Review the listing and copy each line that holds the word "phase".
==========
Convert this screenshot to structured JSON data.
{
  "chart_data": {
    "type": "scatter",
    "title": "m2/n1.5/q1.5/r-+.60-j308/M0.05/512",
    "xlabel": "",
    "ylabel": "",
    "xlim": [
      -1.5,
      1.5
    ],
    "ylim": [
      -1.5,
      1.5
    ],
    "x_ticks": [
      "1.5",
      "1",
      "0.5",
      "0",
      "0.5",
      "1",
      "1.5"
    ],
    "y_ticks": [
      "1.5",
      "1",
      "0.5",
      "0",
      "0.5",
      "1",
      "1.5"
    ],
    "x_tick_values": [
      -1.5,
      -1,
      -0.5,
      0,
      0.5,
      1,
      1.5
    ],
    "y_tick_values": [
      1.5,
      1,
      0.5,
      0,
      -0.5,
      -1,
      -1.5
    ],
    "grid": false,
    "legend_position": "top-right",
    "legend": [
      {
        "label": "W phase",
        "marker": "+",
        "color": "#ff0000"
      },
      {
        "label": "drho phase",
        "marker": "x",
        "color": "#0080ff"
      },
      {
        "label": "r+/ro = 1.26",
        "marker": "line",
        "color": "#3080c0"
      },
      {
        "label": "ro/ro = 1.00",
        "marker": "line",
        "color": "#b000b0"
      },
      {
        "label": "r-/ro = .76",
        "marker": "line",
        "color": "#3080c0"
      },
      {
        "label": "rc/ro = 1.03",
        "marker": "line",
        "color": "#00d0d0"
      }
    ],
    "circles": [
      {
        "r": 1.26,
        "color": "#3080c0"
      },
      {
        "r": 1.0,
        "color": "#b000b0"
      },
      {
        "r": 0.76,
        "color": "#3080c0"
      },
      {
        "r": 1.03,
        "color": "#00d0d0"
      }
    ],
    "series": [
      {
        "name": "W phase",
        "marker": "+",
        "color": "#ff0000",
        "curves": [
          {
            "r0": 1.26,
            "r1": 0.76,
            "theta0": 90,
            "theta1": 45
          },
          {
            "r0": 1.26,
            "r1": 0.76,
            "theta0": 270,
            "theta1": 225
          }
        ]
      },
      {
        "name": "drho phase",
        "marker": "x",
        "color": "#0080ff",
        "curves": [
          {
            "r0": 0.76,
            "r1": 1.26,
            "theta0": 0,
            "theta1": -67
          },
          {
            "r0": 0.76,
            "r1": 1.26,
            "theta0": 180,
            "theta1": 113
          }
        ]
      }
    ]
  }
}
==========
:: FINISHED ANSWER ::
        "label": "W phase",
        "label": "drho phase",
        "name": "W phase",
        "name": "drho phase",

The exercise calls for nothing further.